__Document passage__:
We denote the $P$ nodes before the input layer of the MLP as $f_{j}()$ s for $j=1,2,\dots P$ where $f_{j}()$ is a gate or modulator function applied on the $j$ ^th feature, $x_{j}$ . Now, we have to design $f_{j}()$ in such a way,

f_{j}(x_{j})=a_{j}x_{j}=\begin{cases}{x}_{j}&\text{ if }{x}_{j}\text{ is a useful feature.}\\ 0&\text{ otherwise. }\end{cases}

(1)

In our framework, the factor, $a_{j}$ is learnable. We implement $a_{j}$ as a smooth continuous function, $a_{j}=\exp(-\lambda_{j}^{2})$ . Clearly, when $\lambda_{j}=0$ , the value of $\exp(-\lambda_{j}^{2})=1$ and when $\lambda_{j}\rightarrow\pm\infty$ , the value of $\exp(-\lambda_{j}^{2})=0$ . By adding suitable regularizer terms to the objective function we design our learning system in such a way that, over the learning process, the gate parameters, $\lambda_{j}$ s for useful features drop close to zero and that for derogatory or indifferent features rise to high values. So, in our learning system, the learnable parameters, $\lambda_{j}$ s and the neural network weights are learned together, i.e., the loss function is minimized with respect to both $\lambda_{j}$ s and the neural network weights.

Now, we have to define a suitable loss function for selecting features along with learning the embedded classifier. Our aim is to select features that are reasonably good for classification as well as clustering. To satisfy this requirement, we take the loss function as a combination of two losses $E_{class}$ and $E_{struct}$ . $E_{class}$ is considered for preserving class information and $E_{struct}$ is considered for preserving structural information. At this moment let us consider the network for selecting features for efficient classification only. A suitable loss function to impose class discrimination is the cross-entropy loss [44]. We define, $E_{class}$ as the cross-entropy loss involving actual and predicted class labels.

__Short problem A__:
Answer these from the feature-gate passage, giving each answer on its own line marked like its question.
(i) Which smooth continuous function is used to implement the factor a_j?
(ii) Which two losses are combined to form the loss function?
(iii) Which loss is named as suitable for imposing class discrimination?
__Short problem B__:
For each statement below, say whether the feature-gate passage supports it. Answer yes or no, and quote the deciding words from the passage.
(i) The gate parameters and the neural network weights are learned in separate stages.
(ii) The aim is to select features that suit both classification and clustering.
(iii) The loss E_struct is meant to preserve class information.

__Extracted records__:
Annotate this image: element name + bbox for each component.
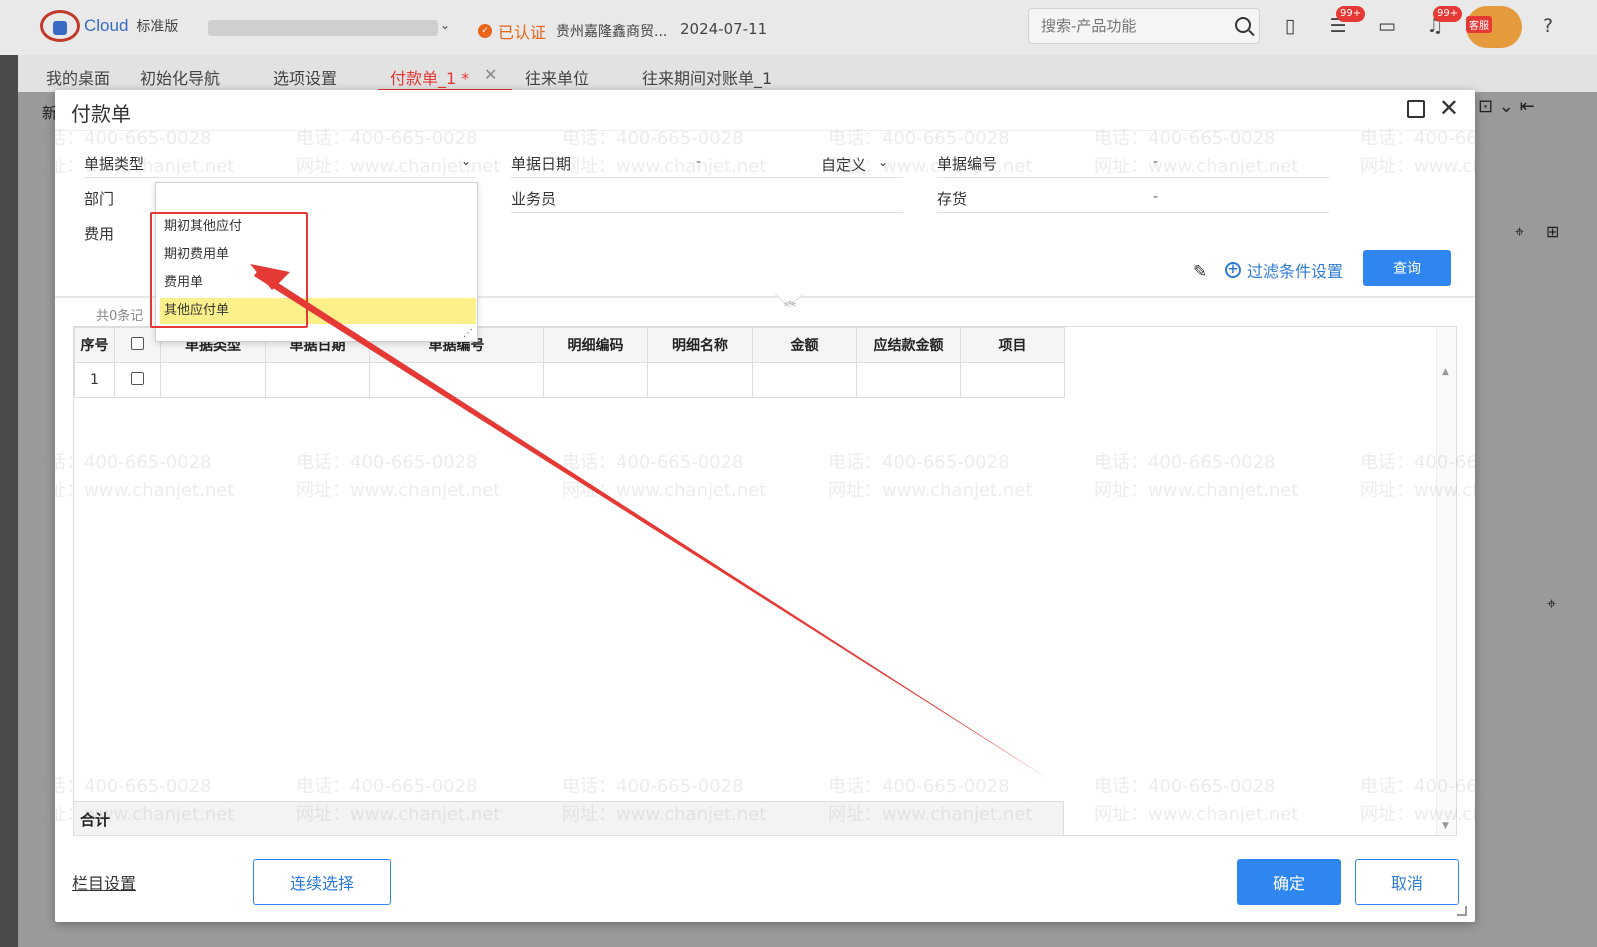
salesperson-label: 业务员 bbox=[511, 190, 557, 208]
detail-grid: 序号 单据类型 单据日期 单据编号 明细编码 明细名称 金额 应结款金额 项目 … bbox=[73, 326, 1457, 836]
chevron-down-icon[interactable]: ⌄ bbox=[878, 155, 888, 169]
left-nav-strip[interactable] bbox=[0, 55, 18, 947]
salesperson-field[interactable] bbox=[511, 212, 903, 213]
col-project[interactable]: 项目 bbox=[960, 327, 1065, 363]
annotation-highlight-box bbox=[150, 212, 308, 328]
doc-date-value[interactable]: - bbox=[696, 154, 701, 170]
table-cell[interactable] bbox=[752, 362, 857, 398]
doc-type-label: 单据类型 bbox=[84, 155, 145, 173]
bell-badge: 99+ bbox=[1433, 6, 1463, 22]
location-icon[interactable]: ⌖ bbox=[1515, 222, 1524, 242]
col-detail-name[interactable]: 明细名称 bbox=[647, 327, 753, 363]
layout-icon[interactable]: ⊞ bbox=[1546, 222, 1559, 241]
plus-circle-icon: + bbox=[1225, 262, 1241, 278]
certification: ✓ 已认证 贵州嘉隆鑫商贸... bbox=[478, 19, 667, 43]
tab-partners[interactable]: 往来单位 bbox=[525, 65, 589, 89]
row-select[interactable] bbox=[114, 362, 161, 398]
col-detail-code[interactable]: 明细编码 bbox=[543, 327, 648, 363]
company-name: 贵州嘉隆鑫商贸... bbox=[556, 24, 668, 40]
certified-icon: ✓ bbox=[478, 24, 492, 38]
col-settle-amount[interactable]: 应结款金额 bbox=[856, 327, 961, 363]
search-icon[interactable] bbox=[1235, 17, 1251, 33]
table-cell[interactable] bbox=[369, 362, 544, 398]
app-header: Cloud 标准版 ⌄ ✓ 已认证 贵州嘉隆鑫商贸... 2024-07-11 … bbox=[0, 0, 1597, 55]
app-logo[interactable]: Cloud 标准版 bbox=[40, 10, 178, 42]
doc-no-field[interactable] bbox=[937, 177, 1329, 178]
todo-icon[interactable]: ☰ 99+ bbox=[1326, 6, 1366, 38]
cancel-button[interactable]: 取消 bbox=[1355, 859, 1459, 905]
doc-no-label: 单据编号 bbox=[937, 155, 998, 173]
login-date: 2024-07-11 bbox=[680, 20, 768, 38]
dept-label: 部门 bbox=[84, 190, 115, 208]
continuous-select-button[interactable]: 连续选择 bbox=[253, 859, 391, 905]
account-selector[interactable] bbox=[208, 20, 438, 36]
filter-settings-label: 过滤条件设置 bbox=[1247, 262, 1344, 281]
select-all-checkbox[interactable] bbox=[131, 336, 144, 350]
resize-grip-icon[interactable]: ⋰ bbox=[463, 328, 473, 339]
table-cell[interactable] bbox=[543, 362, 648, 398]
filter-settings-link[interactable]: + 过滤条件设置 bbox=[1225, 258, 1343, 282]
table-cell[interactable] bbox=[160, 362, 266, 398]
inventory-label: 存货 bbox=[937, 190, 968, 208]
inventory-value[interactable]: - bbox=[1153, 189, 1158, 205]
doc-no-value[interactable]: - bbox=[1153, 154, 1158, 170]
total-label: 合计 bbox=[80, 811, 111, 829]
row-checkbox[interactable] bbox=[131, 371, 144, 385]
scroll-up-icon[interactable]: ▲ bbox=[1442, 367, 1449, 377]
scroll-down-icon[interactable]: ▼ bbox=[1442, 821, 1449, 831]
chevron-down-icon[interactable]: ⌄ bbox=[440, 18, 450, 32]
divider bbox=[55, 130, 1475, 131]
table-cell[interactable] bbox=[265, 362, 370, 398]
expense-label: 费用 bbox=[84, 225, 115, 243]
support-label: 客服 bbox=[1466, 16, 1492, 33]
search-input[interactable] bbox=[1029, 9, 1219, 43]
inventory-field[interactable] bbox=[937, 212, 1329, 213]
pin-icon[interactable]: ✎ bbox=[1193, 262, 1207, 282]
table-cell[interactable] bbox=[647, 362, 753, 398]
chevron-down-icon[interactable]: ⌄ bbox=[461, 154, 471, 168]
table-cell[interactable] bbox=[960, 362, 1065, 398]
confirm-button[interactable]: 确定 bbox=[1237, 859, 1341, 905]
support-mascot[interactable]: 客服 bbox=[1466, 6, 1522, 48]
search-box[interactable] bbox=[1028, 8, 1260, 44]
tab-init-nav[interactable]: 初始化导航 bbox=[140, 65, 220, 89]
column-settings-link[interactable]: 栏目设置 bbox=[72, 870, 136, 894]
resize-handle[interactable] bbox=[1457, 906, 1467, 916]
help-icon[interactable]: ? bbox=[1536, 14, 1560, 38]
col-amount[interactable]: 金额 bbox=[752, 327, 857, 363]
bell-icon[interactable]: ♫ 99+ bbox=[1423, 6, 1463, 38]
modal-title: 付款单 bbox=[71, 102, 131, 126]
tab-payment[interactable]: 付款单_1 * bbox=[390, 65, 469, 89]
phone-icon[interactable]: ▯ bbox=[1278, 14, 1302, 38]
close-icon[interactable]: ✕ bbox=[484, 65, 497, 84]
tab-reconciliation[interactable]: 往来期间对账单_1 bbox=[642, 65, 772, 89]
total-row: 合计 bbox=[74, 801, 1064, 835]
doc-type-field[interactable] bbox=[84, 177, 476, 178]
doc-date-field[interactable] bbox=[511, 177, 903, 178]
tab-options[interactable]: 选项设置 bbox=[273, 65, 337, 89]
col-seq: 序号 bbox=[74, 327, 115, 363]
vertical-scrollbar[interactable]: ▲ ▼ bbox=[1436, 327, 1456, 835]
location-icon[interactable]: ⌖ bbox=[1547, 594, 1556, 614]
logo-icon bbox=[40, 10, 80, 42]
logo-text: Cloud bbox=[84, 16, 129, 35]
message-icon[interactable]: ▭ bbox=[1375, 14, 1399, 38]
record-count: 共0条记 bbox=[96, 309, 144, 324]
row-seq: 1 bbox=[74, 362, 115, 398]
query-button[interactable]: 查询 bbox=[1363, 250, 1451, 286]
chevron-up-icon[interactable]: ︽ bbox=[784, 292, 796, 309]
preview-icon[interactable]: ⊡ ⌄ ⇤ bbox=[1478, 96, 1535, 117]
edition-label: 标准版 bbox=[136, 19, 179, 35]
cert-label: 已认证 bbox=[498, 23, 547, 42]
doc-date-label: 单据日期 bbox=[511, 155, 572, 173]
col-select-all[interactable] bbox=[114, 327, 161, 363]
table-cell[interactable] bbox=[856, 362, 961, 398]
maximize-icon[interactable] bbox=[1407, 100, 1425, 118]
tab-bar: 我的桌面 初始化导航 选项设置 付款单_1 * ✕ 往来单位 往来期间对账单_1 bbox=[0, 55, 1597, 92]
close-icon[interactable]: ✕ bbox=[1439, 94, 1459, 122]
todo-badge: 99+ bbox=[1336, 6, 1366, 22]
table-row[interactable]: 1 bbox=[74, 362, 1065, 398]
tab-desktop[interactable]: 我的桌面 bbox=[46, 65, 110, 89]
custom-range-select[interactable]: 自定义 bbox=[821, 154, 866, 175]
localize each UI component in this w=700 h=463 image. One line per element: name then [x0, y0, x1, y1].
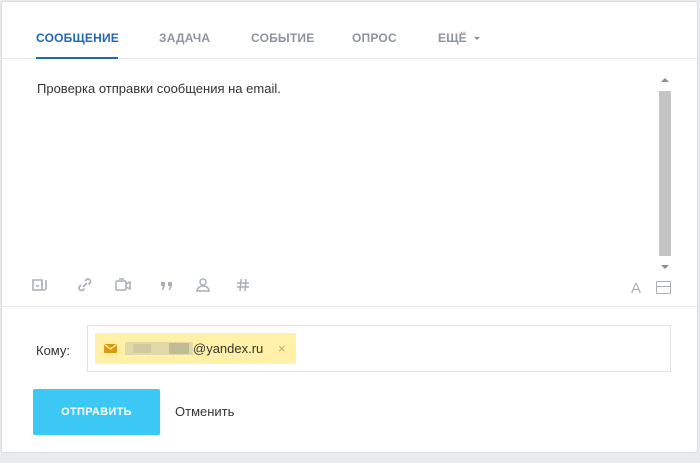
scroll-down-arrow-icon[interactable]: [661, 265, 669, 269]
recipients-label: Кому:: [36, 343, 70, 358]
active-tab-indicator: [36, 57, 118, 59]
hashtag-icon[interactable]: [234, 276, 252, 294]
remove-recipient-icon[interactable]: ×: [278, 341, 286, 356]
send-button[interactable]: ОТПРАВИТЬ: [33, 389, 160, 435]
tab-event[interactable]: СОБЫТИЕ: [251, 31, 314, 45]
scrollbar-thumb[interactable]: [659, 91, 671, 256]
text-format-icon[interactable]: A: [631, 280, 641, 297]
message-editor-text[interactable]: Проверка отправки сообщения на email.: [37, 81, 281, 96]
divider: [2, 306, 697, 307]
quote-icon[interactable]: [158, 276, 176, 294]
recipients-field[interactable]: @yandex.ru ×: [87, 325, 671, 372]
mention-user-icon[interactable]: [194, 276, 212, 294]
recipient-email-domain: @yandex.ru: [193, 341, 264, 356]
recipient-chip[interactable]: @yandex.ru ×: [95, 333, 296, 364]
tab-more-label: ЕЩЁ: [438, 31, 467, 45]
redacted-email-user: [125, 342, 193, 355]
tab-more[interactable]: ЕЩЁ: [438, 31, 480, 45]
tab-message[interactable]: СООБЩЕНИЕ: [36, 31, 119, 45]
attach-file-icon[interactable]: [31, 276, 49, 294]
message-compose-panel: СООБЩЕНИЕ ЗАДАЧА СОБЫТИЕ ОПРОС ЕЩЁ Прове…: [1, 1, 698, 453]
video-icon[interactable]: [114, 276, 132, 294]
mail-icon: [104, 344, 117, 353]
chevron-down-icon: [473, 37, 480, 41]
cancel-button[interactable]: Отменить: [175, 404, 234, 419]
tab-bar: СООБЩЕНИЕ ЗАДАЧА СОБЫТИЕ ОПРОС ЕЩЁ: [2, 2, 697, 59]
tab-poll[interactable]: ОПРОС: [352, 31, 397, 45]
link-icon[interactable]: [76, 276, 94, 294]
scroll-up-arrow-icon[interactable]: [661, 78, 669, 82]
editor-scrollbar[interactable]: [658, 75, 672, 272]
tab-task[interactable]: ЗАДАЧА: [159, 31, 210, 45]
panel-layout-icon[interactable]: [656, 281, 671, 294]
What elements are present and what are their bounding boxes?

__Task output A__:
(i) a_j = exp(-λ_j²)
(ii) E_class and E_struct
(iii) The cross-entropy loss

__Task output B__:
(i) No: "and the neural network weights are learned together"
(ii) Yes: "Our aim is to select features that are reasonably good for classification as well as clustering."
(iii) No: "is considered for preserving structural information"